:: WORK TASK ::
Set down again each entry exactly as it reads, pictures excluded.

:: SUPPLIED RECORDS ::
□ □ □ □
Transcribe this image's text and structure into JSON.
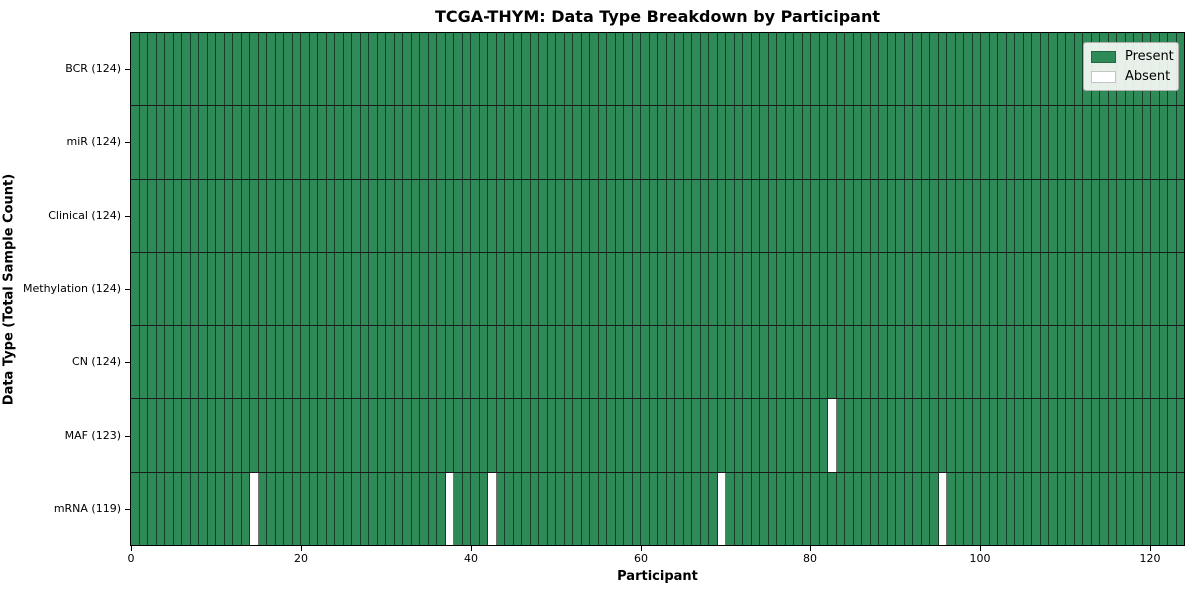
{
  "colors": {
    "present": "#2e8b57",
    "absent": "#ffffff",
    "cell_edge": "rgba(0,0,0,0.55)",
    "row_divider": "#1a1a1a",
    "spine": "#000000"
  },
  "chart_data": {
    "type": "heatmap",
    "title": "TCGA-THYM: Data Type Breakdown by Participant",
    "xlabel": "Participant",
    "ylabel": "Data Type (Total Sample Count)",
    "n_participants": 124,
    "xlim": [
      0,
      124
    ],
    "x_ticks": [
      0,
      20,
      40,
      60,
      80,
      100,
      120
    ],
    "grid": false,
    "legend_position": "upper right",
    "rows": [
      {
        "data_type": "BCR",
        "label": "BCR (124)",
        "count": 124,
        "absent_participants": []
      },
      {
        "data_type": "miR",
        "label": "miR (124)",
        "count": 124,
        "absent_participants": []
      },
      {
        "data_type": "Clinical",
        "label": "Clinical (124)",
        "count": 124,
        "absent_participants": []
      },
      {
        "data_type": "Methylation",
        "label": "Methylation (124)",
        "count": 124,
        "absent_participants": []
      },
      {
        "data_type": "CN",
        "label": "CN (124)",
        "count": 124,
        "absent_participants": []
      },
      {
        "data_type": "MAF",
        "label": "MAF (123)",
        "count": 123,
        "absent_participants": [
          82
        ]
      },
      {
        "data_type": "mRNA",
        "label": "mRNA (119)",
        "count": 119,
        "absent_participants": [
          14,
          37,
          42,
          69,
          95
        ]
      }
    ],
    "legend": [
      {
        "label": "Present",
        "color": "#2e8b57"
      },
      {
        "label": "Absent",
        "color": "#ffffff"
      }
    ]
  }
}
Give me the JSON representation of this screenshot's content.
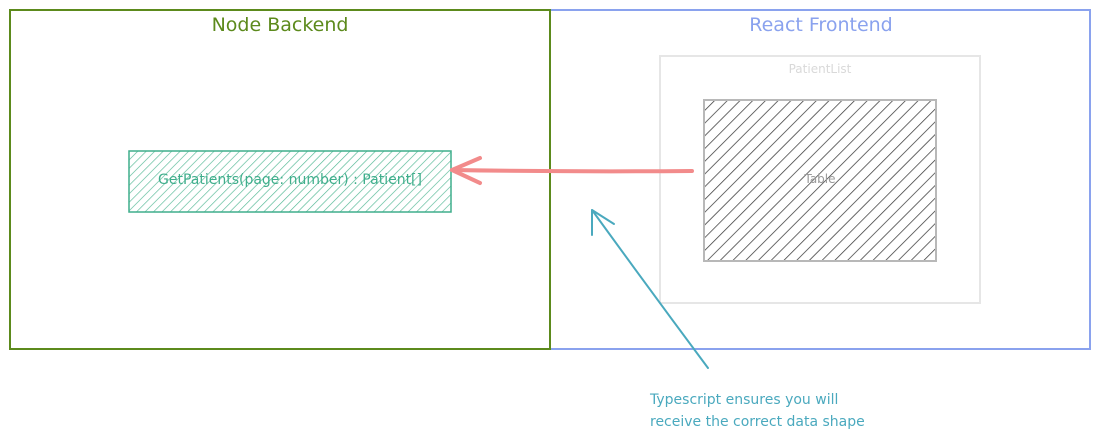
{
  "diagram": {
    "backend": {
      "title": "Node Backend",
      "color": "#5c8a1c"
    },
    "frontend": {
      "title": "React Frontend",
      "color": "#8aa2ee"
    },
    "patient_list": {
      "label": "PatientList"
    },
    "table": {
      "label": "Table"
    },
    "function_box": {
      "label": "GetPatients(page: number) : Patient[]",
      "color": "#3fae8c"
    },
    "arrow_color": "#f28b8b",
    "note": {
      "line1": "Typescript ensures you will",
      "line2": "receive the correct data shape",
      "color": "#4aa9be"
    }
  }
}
□ □ □ □
:: RESPONSE ::
Transcribe this image's text and structure into JSON.
{
  "colors": {
    "present": "#2e8b57",
    "absent": "#ffffff",
    "cell_edge": "rgba(0,0,0,0.55)",
    "row_divider": "#1a1a1a",
    "spine": "#000000"
  },
  "chart_data": {
    "type": "heatmap",
    "title": "TCGA-THYM: Data Type Breakdown by Participant",
    "xlabel": "Participant",
    "ylabel": "Data Type (Total Sample Count)",
    "n_participants": 124,
    "xlim": [
      0,
      124
    ],
    "x_ticks": [
      0,
      20,
      40,
      60,
      80,
      100,
      120
    ],
    "grid": false,
    "legend_position": "upper right",
    "rows": [
      {
        "data_type": "BCR",
        "label": "BCR (124)",
        "count": 124,
        "absent_participants": []
      },
      {
        "data_type": "miR",
        "label": "miR (124)",
        "count": 124,
        "absent_participants": []
      },
      {
        "data_type": "Clinical",
        "label": "Clinical (124)",
        "count": 124,
        "absent_participants": []
      },
      {
        "data_type": "Methylation",
        "label": "Methylation (124)",
        "count": 124,
        "absent_participants": []
      },
      {
        "data_type": "CN",
        "label": "CN (124)",
        "count": 124,
        "absent_participants": []
      },
      {
        "data_type": "MAF",
        "label": "MAF (123)",
        "count": 123,
        "absent_participants": [
          82
        ]
      },
      {
        "data_type": "mRNA",
        "label": "mRNA (119)",
        "count": 119,
        "absent_participants": [
          14,
          37,
          42,
          69,
          95
        ]
      }
    ],
    "legend": [
      {
        "label": "Present",
        "color": "#2e8b57"
      },
      {
        "label": "Absent",
        "color": "#ffffff"
      }
    ]
  }
}
Give me the JSON representation of this screenshot's content.
{
  "diagram": {
    "backend": {
      "title": "Node Backend",
      "color": "#5c8a1c"
    },
    "frontend": {
      "title": "React Frontend",
      "color": "#8aa2ee"
    },
    "patient_list": {
      "label": "PatientList"
    },
    "table": {
      "label": "Table"
    },
    "function_box": {
      "label": "GetPatients(page: number) : Patient[]",
      "color": "#3fae8c"
    },
    "arrow_color": "#f28b8b",
    "note": {
      "line1": "Typescript ensures you will",
      "line2": "receive the correct data shape",
      "color": "#4aa9be"
    }
  }
}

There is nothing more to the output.